[Collection entries]
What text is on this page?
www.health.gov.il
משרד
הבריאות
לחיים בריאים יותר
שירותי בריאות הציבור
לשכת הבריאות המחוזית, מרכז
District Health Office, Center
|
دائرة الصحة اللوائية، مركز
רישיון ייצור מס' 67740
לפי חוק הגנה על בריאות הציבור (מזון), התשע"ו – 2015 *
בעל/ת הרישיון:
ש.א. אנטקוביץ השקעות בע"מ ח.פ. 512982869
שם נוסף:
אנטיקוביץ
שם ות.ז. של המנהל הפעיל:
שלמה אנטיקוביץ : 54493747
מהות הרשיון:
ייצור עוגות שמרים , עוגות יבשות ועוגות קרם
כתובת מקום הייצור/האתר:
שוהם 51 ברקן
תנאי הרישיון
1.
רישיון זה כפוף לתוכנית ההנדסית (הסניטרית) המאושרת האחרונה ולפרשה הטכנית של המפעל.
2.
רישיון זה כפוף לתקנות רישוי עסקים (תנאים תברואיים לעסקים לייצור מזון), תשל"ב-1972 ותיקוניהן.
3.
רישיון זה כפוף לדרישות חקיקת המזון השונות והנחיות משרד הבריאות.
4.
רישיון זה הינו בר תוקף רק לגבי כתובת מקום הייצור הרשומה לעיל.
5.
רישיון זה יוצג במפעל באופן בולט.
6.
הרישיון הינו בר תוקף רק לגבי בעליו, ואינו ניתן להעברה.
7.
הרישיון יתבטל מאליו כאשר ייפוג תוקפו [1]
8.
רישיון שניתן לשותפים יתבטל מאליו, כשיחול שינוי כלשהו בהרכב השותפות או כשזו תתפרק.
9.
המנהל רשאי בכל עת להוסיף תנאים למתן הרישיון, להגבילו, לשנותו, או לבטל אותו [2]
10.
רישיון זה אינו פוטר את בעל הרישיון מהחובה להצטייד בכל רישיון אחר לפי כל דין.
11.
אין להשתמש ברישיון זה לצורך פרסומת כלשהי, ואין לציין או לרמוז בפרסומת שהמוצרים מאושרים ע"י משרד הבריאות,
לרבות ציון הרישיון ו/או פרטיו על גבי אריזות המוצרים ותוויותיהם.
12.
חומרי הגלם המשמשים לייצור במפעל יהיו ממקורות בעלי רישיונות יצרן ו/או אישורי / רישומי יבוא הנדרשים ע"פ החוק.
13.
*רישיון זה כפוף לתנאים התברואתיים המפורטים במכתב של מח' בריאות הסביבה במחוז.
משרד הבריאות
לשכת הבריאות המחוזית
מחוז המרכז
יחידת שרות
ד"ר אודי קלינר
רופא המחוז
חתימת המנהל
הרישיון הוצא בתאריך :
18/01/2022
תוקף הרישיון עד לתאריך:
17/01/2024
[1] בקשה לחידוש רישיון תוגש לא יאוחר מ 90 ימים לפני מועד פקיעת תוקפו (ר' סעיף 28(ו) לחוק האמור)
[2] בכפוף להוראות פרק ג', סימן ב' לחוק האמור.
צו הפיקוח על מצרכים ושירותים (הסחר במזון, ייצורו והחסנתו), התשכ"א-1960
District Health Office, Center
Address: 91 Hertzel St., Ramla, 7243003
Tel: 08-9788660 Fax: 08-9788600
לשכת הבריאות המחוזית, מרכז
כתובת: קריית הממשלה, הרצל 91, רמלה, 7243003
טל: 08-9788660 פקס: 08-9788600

▶ [WHAT YOU WILL DO]
The records above should all be quoted exactly, please.

▶ [RESULT FOR THIS EXERCISE]
What text is on this page?
www.health.gov.il
משרד
הבריאות
לחיים בריאים יותר
שירותי בריאות הציבור
לשכת הבריאות המחוזית, מרכז
District Health Office, Center
|
دائرة الصحة اللوائية، مركز
רישיון ייצור מס' 67740
לפי חוק הגנה על בריאות הציבור (מזון), התשע"ו – 2015 *
בעל/ת הרישיון:
ש.א. אנטקוביץ השקעות בע"מ ח.פ. 512982869
שם נוסף:
אנטיקוביץ
שם ות.ז. של המנהל הפעיל:
שלמה אנטיקוביץ : 54493747
מהות הרשיון:
ייצור עוגות שמרים , עוגות יבשות ועוגות קרם
כתובת מקום הייצור/האתר:
שוהם 51 ברקן
תנאי הרישיון
1.
רישיון זה כפוף לתוכנית ההנדסית (הסניטרית) המאושרת האחרונה ולפרשה הטכנית של המפעל.
2.
רישיון זה כפוף לתקנות רישוי עסקים (תנאים תברואיים לעסקים לייצור מזון), תשל"ב-1972 ותיקוניהן.
3.
רישיון זה כפוף לדרישות חקיקת המזון השונות והנחיות משרד הבריאות.
4.
רישיון זה הינו בר תוקף רק לגבי כתובת מקום הייצור הרשומה לעיל.
5.
רישיון זה יוצג במפעל באופן בולט.
6.
הרישיון הינו בר תוקף רק לגבי בעליו, ואינו ניתן להעברה.
7.
הרישיון יתבטל מאליו כאשר ייפוג תוקפו [1]
8.
רישיון שניתן לשותפים יתבטל מאליו, כשיחול שינוי כלשהו בהרכב השותפות או כשזו תתפרק.
9.
המנהל רשאי בכל עת להוסיף תנאים למתן הרישיון, להגבילו, לשנותו, או לבטל אותו [2]
10.
רישיון זה אינו פוטר את בעל הרישיון מהחובה להצטייד בכל רישיון אחר לפי כל דין.
11.
אין להשתמש ברישיון זה לצורך פרסומת כלשהי, ואין לציין או לרמוז בפרסומת שהמוצרים מאושרים ע"י משרד הבריאות,
לרבות ציון הרישיון ו/או פרטיו על גבי אריזות המוצרים ותוויותיהם.
12.
חומרי הגלם המשמשים לייצור במפעל יהיו ממקורות בעלי רישיונות יצרן ו/או אישורי / רישומי יבוא הנדרשים ע"פ החוק.
13.
*רישיון זה כפוף לתנאים התברואתיים המפורטים במכתב של מח' בריאות הסביבה במחוז.
משרד הבריאות
לשכת הבריאות המחוזית
מחוז המרכז
יחידת שרות
ד"ר אודי קלינר
רופא המחוז
חתימת המנהל
הרישיון הוצא בתאריך :
18/01/2022
תוקף הרישיון עד לתאריך:
17/01/2024
[1] בקשה לחידוש רישיון תוגש לא יאוחר מ 90 ימים לפני מועד פקיעת תוקפו (ר' סעיף 28(ו) לחוק האמור)
[2] בכפוף להוראות פרק ג', סימן ב' לחוק האמור.
צו הפיקוח על מצרכים ושירותים (הסחר במזון, ייצורו והחסנתו), התשכ"א-1960
District Health Office, Center
Address: 91 Hertzel St., Ramla, 7243003
Tel: 08-9788660 Fax: 08-9788600
לשכת הבריאות המחוזית, מרכז
כתובת: קריית הממשלה, הרצל 91, רמלה, 7243003
טל: 08-9788660 פקס: 08-9788600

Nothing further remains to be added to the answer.